* What is expected *
Return the records in full, exactly as given.

### Excerpted records

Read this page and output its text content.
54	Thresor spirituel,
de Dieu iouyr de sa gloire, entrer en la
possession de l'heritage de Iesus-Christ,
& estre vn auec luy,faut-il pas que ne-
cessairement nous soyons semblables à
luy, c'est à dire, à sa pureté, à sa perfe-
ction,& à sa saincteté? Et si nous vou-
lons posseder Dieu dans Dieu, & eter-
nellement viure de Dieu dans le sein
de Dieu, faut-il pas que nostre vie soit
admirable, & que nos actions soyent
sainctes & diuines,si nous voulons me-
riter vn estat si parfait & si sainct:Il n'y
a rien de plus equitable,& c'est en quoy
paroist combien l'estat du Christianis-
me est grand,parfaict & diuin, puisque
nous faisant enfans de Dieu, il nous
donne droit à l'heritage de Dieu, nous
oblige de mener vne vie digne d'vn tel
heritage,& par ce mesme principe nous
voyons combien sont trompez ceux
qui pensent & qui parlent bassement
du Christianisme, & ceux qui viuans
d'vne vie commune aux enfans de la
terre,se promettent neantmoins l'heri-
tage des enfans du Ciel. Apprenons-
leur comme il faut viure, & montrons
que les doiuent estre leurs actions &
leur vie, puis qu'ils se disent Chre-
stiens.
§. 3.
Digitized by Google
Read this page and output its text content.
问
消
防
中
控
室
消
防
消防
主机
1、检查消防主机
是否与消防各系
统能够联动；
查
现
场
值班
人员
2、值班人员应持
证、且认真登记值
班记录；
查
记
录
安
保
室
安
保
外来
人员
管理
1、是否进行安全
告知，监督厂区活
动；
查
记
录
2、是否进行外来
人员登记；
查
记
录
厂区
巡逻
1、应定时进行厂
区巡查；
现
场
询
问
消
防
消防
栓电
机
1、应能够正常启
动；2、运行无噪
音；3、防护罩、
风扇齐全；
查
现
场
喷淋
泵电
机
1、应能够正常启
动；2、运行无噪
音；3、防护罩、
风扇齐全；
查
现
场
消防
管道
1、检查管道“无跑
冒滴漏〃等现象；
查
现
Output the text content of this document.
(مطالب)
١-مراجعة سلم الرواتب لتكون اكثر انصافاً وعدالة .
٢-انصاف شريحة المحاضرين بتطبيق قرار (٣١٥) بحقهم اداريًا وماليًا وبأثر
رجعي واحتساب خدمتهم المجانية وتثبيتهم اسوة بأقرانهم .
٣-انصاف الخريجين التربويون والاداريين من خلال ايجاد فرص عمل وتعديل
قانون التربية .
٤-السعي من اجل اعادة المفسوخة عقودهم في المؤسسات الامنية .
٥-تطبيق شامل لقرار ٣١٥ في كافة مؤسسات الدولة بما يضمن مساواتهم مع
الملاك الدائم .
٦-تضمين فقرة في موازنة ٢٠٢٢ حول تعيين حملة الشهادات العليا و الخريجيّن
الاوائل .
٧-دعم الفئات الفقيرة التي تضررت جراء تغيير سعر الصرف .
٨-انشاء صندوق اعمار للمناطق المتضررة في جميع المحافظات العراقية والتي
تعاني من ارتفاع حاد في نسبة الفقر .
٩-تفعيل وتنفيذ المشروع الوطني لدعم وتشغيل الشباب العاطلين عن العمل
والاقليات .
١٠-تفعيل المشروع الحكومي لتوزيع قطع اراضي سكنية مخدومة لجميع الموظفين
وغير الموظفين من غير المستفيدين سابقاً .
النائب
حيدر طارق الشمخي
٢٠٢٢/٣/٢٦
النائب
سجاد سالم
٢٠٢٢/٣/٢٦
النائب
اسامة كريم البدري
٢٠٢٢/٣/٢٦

######

* Task answer *
Read this page and output its text content.
54	Thresor spirituel,
de Dieu iouyr de sa gloire, entrer en la
possession de l'heritage de Iesus-Christ,
& estre vn auec luy,faut-il pas que ne-
cessairement nous soyons semblables à
luy, c'est à dire, à sa pureté, à sa perfe-
ction,& à sa saincteté? Et si nous vou-
lons posseder Dieu dans Dieu, & eter-
nellement viure de Dieu dans le sein
de Dieu, faut-il pas que nostre vie soit
admirable, & que nos actions soyent
sainctes & diuines,si nous voulons me-
riter vn estat si parfait & si sainct:Il n'y
a rien de plus equitable,& c'est en quoy
paroist combien l'estat du Christianis-
me est grand,parfaict & diuin, puisque
nous faisant enfans de Dieu, il nous
donne droit à l'heritage de Dieu, nous
oblige de mener vne vie digne d'vn tel
heritage,& par ce mesme principe nous
voyons combien sont trompez ceux
qui pensent & qui parlent bassement
du Christianisme, & ceux qui viuans
d'vne vie commune aux enfans de la
terre,se promettent neantmoins l'heri-
tage des enfans du Ciel. Apprenons-
leur comme il faut viure, & montrons
que les doiuent estre leurs actions &
leur vie, puis qu'ils se disent Chre-
stiens.
§. 3.
Digitized by Google
Read this page and output its text content.
问
消
防
中
控
室
消
防
消防
主机
1、检查消防主机
是否与消防各系
统能够联动；
查
现
场
值班
人员
2、值班人员应持
证、且认真登记值
班记录；
查
记
录
安
保
室
安
保
外来
人员
管理
1、是否进行安全
告知，监督厂区活
动；
查
记
录
2、是否进行外来
人员登记；
查
记
录
厂区
巡逻
1、应定时进行厂
区巡查；
现
场
询
问
消
防
消防
栓电
机
1、应能够正常启
动；2、运行无噪
音；3、防护罩、
风扇齐全；
查
现
场
喷淋
泵电
机
1、应能够正常启
动；2、运行无噪
音；3、防护罩、
风扇齐全；
查
现
场
消防
管道
1、检查管道“无跑
冒滴漏〃等现象；
查
现
Output the text content of this document.
(مطالب)
١-مراجعة سلم الرواتب لتكون اكثر انصافاً وعدالة .
٢-انصاف شريحة المحاضرين بتطبيق قرار (٣١٥) بحقهم اداريًا وماليًا وبأثر
رجعي واحتساب خدمتهم المجانية وتثبيتهم اسوة بأقرانهم .
٣-انصاف الخريجين التربويون والاداريين من خلال ايجاد فرص عمل وتعديل
قانون التربية .
٤-السعي من اجل اعادة المفسوخة عقودهم في المؤسسات الامنية .
٥-تطبيق شامل لقرار ٣١٥ في كافة مؤسسات الدولة بما يضمن مساواتهم مع
الملاك الدائم .
٦-تضمين فقرة في موازنة ٢٠٢٢ حول تعيين حملة الشهادات العليا و الخريجيّن
الاوائل .
٧-دعم الفئات الفقيرة التي تضررت جراء تغيير سعر الصرف .
٨-انشاء صندوق اعمار للمناطق المتضررة في جميع المحافظات العراقية والتي
تعاني من ارتفاع حاد في نسبة الفقر .
٩-تفعيل وتنفيذ المشروع الوطني لدعم وتشغيل الشباب العاطلين عن العمل
والاقليات .
١٠-تفعيل المشروع الحكومي لتوزيع قطع اراضي سكنية مخدومة لجميع الموظفين
وغير الموظفين من غير المستفيدين سابقاً .
النائب
حيدر طارق الشمخي
٢٠٢٢/٣/٢٦
النائب
سجاد سالم
٢٠٢٢/٣/٢٦
النائب
اسامة كريم البدري
٢٠٢٢/٣/٢٦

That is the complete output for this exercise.